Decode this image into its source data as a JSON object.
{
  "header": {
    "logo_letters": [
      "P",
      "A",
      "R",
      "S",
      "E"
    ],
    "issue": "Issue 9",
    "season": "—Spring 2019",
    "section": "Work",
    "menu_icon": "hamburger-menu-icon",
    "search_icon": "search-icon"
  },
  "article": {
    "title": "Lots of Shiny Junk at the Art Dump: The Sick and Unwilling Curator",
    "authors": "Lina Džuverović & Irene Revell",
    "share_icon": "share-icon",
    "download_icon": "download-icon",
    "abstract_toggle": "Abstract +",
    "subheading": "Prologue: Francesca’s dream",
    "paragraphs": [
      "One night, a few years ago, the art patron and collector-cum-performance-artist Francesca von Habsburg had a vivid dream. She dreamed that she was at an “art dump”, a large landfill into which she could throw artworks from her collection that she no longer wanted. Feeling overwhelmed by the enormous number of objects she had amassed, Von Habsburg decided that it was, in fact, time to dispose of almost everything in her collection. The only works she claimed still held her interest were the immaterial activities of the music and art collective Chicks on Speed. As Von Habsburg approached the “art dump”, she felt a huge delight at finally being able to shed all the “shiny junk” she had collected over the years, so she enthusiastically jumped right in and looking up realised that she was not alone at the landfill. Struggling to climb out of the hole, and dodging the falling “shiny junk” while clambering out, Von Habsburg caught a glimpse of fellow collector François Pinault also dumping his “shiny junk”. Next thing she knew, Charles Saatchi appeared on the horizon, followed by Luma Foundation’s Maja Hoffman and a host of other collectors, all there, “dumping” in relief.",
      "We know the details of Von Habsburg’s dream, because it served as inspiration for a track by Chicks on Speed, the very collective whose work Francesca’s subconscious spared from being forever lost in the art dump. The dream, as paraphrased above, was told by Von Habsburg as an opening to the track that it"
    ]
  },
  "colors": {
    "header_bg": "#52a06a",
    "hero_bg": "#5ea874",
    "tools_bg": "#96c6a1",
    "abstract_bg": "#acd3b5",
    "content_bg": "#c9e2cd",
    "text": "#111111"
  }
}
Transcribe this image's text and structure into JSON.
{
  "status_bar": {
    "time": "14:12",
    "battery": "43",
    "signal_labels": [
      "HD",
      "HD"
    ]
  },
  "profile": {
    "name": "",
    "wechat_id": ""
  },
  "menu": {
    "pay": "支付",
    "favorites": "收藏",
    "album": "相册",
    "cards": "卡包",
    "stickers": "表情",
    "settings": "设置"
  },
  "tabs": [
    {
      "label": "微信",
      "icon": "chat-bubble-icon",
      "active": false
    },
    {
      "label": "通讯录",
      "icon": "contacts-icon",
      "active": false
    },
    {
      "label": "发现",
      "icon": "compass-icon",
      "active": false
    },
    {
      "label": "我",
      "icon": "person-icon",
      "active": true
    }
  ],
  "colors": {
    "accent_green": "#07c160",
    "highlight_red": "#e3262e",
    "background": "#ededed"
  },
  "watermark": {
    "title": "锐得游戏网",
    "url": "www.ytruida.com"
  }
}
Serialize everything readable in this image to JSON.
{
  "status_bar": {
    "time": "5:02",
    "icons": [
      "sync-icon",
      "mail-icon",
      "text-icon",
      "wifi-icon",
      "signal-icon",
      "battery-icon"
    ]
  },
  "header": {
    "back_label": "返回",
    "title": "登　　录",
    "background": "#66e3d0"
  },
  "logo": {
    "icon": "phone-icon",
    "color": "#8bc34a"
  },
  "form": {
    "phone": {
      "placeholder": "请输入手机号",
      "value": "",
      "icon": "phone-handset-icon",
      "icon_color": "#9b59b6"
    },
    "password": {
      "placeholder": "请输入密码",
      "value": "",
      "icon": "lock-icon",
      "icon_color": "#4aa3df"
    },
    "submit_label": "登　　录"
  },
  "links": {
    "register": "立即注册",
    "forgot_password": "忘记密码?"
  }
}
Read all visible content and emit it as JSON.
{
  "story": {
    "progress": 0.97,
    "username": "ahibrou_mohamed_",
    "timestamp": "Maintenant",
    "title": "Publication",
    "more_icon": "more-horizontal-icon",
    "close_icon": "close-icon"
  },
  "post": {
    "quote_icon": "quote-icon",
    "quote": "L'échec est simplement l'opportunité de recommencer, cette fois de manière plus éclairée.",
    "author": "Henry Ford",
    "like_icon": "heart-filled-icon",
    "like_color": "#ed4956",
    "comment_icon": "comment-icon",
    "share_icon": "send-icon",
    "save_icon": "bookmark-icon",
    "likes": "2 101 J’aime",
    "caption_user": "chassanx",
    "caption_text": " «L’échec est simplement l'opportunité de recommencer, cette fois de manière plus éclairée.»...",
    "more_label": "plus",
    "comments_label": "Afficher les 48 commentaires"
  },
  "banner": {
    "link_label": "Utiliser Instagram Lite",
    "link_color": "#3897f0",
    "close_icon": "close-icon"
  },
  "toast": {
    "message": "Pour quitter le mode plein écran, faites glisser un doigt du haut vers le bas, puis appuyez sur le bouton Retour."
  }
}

◆ TO DO
Filter out all lines lacking the word "fois" and copy the rest.

◆ FULL OUTPUT
    "quote": "L'échec est simplement l'opportunité de recommencer, cette fois de manière plus éclairée.",
    "caption_text": " «L’échec est simplement l'opportunité de recommencer, cette fois de manière plus éclairée.»...",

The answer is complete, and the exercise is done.